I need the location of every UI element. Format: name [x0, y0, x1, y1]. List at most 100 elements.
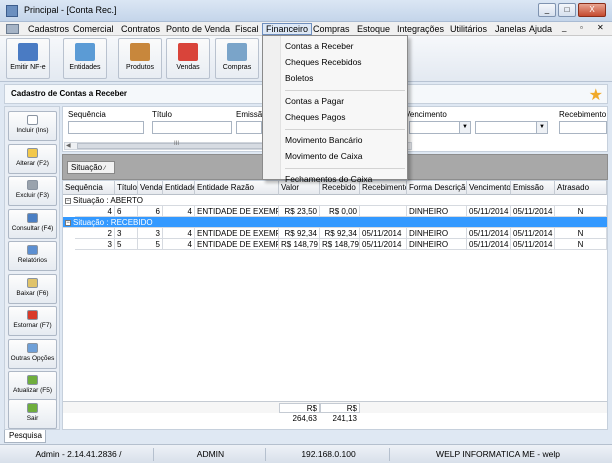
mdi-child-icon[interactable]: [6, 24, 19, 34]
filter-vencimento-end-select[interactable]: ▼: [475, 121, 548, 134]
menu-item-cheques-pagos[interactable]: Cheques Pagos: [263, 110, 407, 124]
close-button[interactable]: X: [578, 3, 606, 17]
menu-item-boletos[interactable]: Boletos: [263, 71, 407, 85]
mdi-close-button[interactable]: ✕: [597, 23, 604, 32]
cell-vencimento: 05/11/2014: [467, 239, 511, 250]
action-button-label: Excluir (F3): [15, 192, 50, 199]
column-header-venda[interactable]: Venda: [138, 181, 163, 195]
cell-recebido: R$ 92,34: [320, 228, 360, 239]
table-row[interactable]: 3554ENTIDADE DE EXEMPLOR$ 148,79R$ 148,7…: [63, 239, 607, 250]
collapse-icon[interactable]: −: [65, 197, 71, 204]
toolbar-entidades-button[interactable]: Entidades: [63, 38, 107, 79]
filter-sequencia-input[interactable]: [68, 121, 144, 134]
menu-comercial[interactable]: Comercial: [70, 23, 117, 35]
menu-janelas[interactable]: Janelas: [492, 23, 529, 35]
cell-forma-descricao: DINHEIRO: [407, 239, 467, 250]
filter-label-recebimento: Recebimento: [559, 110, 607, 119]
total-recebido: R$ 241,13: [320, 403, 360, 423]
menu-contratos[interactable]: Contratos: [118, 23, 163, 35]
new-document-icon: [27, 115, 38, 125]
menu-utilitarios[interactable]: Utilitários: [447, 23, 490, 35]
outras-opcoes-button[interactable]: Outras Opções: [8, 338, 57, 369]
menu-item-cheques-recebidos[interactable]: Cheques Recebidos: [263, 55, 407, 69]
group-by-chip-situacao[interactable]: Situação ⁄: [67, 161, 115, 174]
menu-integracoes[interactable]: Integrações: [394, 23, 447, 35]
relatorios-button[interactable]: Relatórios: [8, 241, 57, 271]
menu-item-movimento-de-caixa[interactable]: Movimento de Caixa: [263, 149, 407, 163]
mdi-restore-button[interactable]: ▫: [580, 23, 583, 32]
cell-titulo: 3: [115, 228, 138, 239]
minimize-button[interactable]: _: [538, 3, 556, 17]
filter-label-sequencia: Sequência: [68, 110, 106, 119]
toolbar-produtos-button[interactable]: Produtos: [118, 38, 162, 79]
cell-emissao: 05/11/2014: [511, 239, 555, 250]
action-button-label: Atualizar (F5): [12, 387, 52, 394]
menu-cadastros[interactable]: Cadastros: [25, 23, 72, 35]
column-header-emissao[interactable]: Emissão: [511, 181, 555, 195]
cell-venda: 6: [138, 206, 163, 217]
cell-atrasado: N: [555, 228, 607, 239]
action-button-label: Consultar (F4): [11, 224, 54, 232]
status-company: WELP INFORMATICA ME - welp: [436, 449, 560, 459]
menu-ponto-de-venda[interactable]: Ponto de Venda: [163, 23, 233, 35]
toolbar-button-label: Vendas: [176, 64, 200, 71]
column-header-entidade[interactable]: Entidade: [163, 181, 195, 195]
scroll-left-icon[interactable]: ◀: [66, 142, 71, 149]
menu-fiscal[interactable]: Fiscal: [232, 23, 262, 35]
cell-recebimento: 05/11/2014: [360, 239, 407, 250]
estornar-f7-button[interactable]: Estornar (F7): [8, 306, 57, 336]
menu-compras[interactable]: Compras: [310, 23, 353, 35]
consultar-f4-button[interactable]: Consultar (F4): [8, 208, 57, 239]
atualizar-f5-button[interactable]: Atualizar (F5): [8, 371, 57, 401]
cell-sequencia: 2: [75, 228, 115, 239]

▶ **Short problem**:
Rewrite the rows above with "clickable" substituted for every "interactable" and everything else unchanged. Leave the picture out.

▶ **Written response**:
I need the location of every UI element. Format: name [x0, y0, x1, y1]. List at most 100 elements.
mdi-child-icon[clickable]: [6, 24, 19, 34]
filter-vencimento-end-select[clickable]: ▼: [475, 121, 548, 134]
menu-item-cheques-pagos[clickable]: Cheques Pagos: [263, 110, 407, 124]
close-button[clickable]: X: [578, 3, 606, 17]
menu-item-boletos[clickable]: Boletos: [263, 71, 407, 85]
mdi-close-button[clickable]: ✕: [597, 23, 604, 32]
cell-vencimento: 05/11/2014: [467, 239, 511, 250]
action-button-label: Excluir (F3): [15, 192, 50, 199]
column-header-venda[clickable]: Venda: [138, 181, 163, 195]
cell-recebido: R$ 92,34: [320, 228, 360, 239]
table-row[clickable]: 3554ENTIDADE DE EXEMPLOR$ 148,79R$ 148,7…: [63, 239, 607, 250]
collapse-icon[clickable]: −: [65, 197, 71, 204]
toolbar-entidades-button[clickable]: Entidades: [63, 38, 107, 79]
filter-sequencia-input[clickable]: [68, 121, 144, 134]
menu-comercial[clickable]: Comercial: [70, 23, 117, 35]
menu-janelas[clickable]: Janelas: [492, 23, 529, 35]
cell-forma-descricao: DINHEIRO: [407, 239, 467, 250]
filter-label-recebimento: Recebimento: [559, 110, 607, 119]
total-recebido: R$ 241,13: [320, 403, 360, 423]
menu-contratos[clickable]: Contratos: [118, 23, 163, 35]
new-document-icon: [27, 115, 38, 125]
menu-utilitarios[clickable]: Utilitários: [447, 23, 490, 35]
outras-opcoes-button[clickable]: Outras Opções: [8, 338, 57, 369]
menu-item-cheques-recebidos[clickable]: Cheques Recebidos: [263, 55, 407, 69]
group-by-chip-situacao[clickable]: Situação ⁄: [67, 161, 115, 174]
menu-integracoes[clickable]: Integrações: [394, 23, 447, 35]
relatorios-button[clickable]: Relatórios: [8, 241, 57, 271]
menu-item-movimento-de-caixa[clickable]: Movimento de Caixa: [263, 149, 407, 163]
mdi-restore-button[clickable]: ▫: [580, 23, 583, 32]
cell-titulo: 3: [115, 228, 138, 239]
minimize-button[clickable]: _: [538, 3, 556, 17]
filter-label-sequencia: Sequência: [68, 110, 106, 119]
toolbar-produtos-button[clickable]: Produtos: [118, 38, 162, 79]
cell-emissao: 05/11/2014: [511, 239, 555, 250]
action-button-label: Atualizar (F5): [12, 387, 52, 394]
menu-cadastros[clickable]: Cadastros: [25, 23, 72, 35]
column-header-emissao[clickable]: Emissão: [511, 181, 555, 195]
cell-venda: 6: [138, 206, 163, 217]
cell-atrasado: N: [555, 228, 607, 239]
action-button-label: Consultar (F4): [11, 224, 54, 232]
status-company: WELP INFORMATICA ME - welp: [436, 449, 560, 459]
menu-ponto-de-venda[clickable]: Ponto de Venda: [163, 23, 233, 35]
toolbar-button-label: Vendas: [176, 64, 200, 71]
column-header-entidade[clickable]: Entidade: [163, 181, 195, 195]
scroll-left-icon[clickable]: ◀: [66, 142, 71, 149]
menu-fiscal[clickable]: Fiscal: [232, 23, 262, 35]
cell-recebimento: 05/11/2014: [360, 239, 407, 250]
estornar-f7-button[clickable]: Estornar (F7): [8, 306, 57, 336]
menu-compras[clickable]: Compras: [310, 23, 353, 35]
consultar-f4-button[clickable]: Consultar (F4): [8, 208, 57, 239]
atualizar-f5-button[clickable]: Atualizar (F5): [8, 371, 57, 401]
cell-sequencia: 2: [75, 228, 115, 239]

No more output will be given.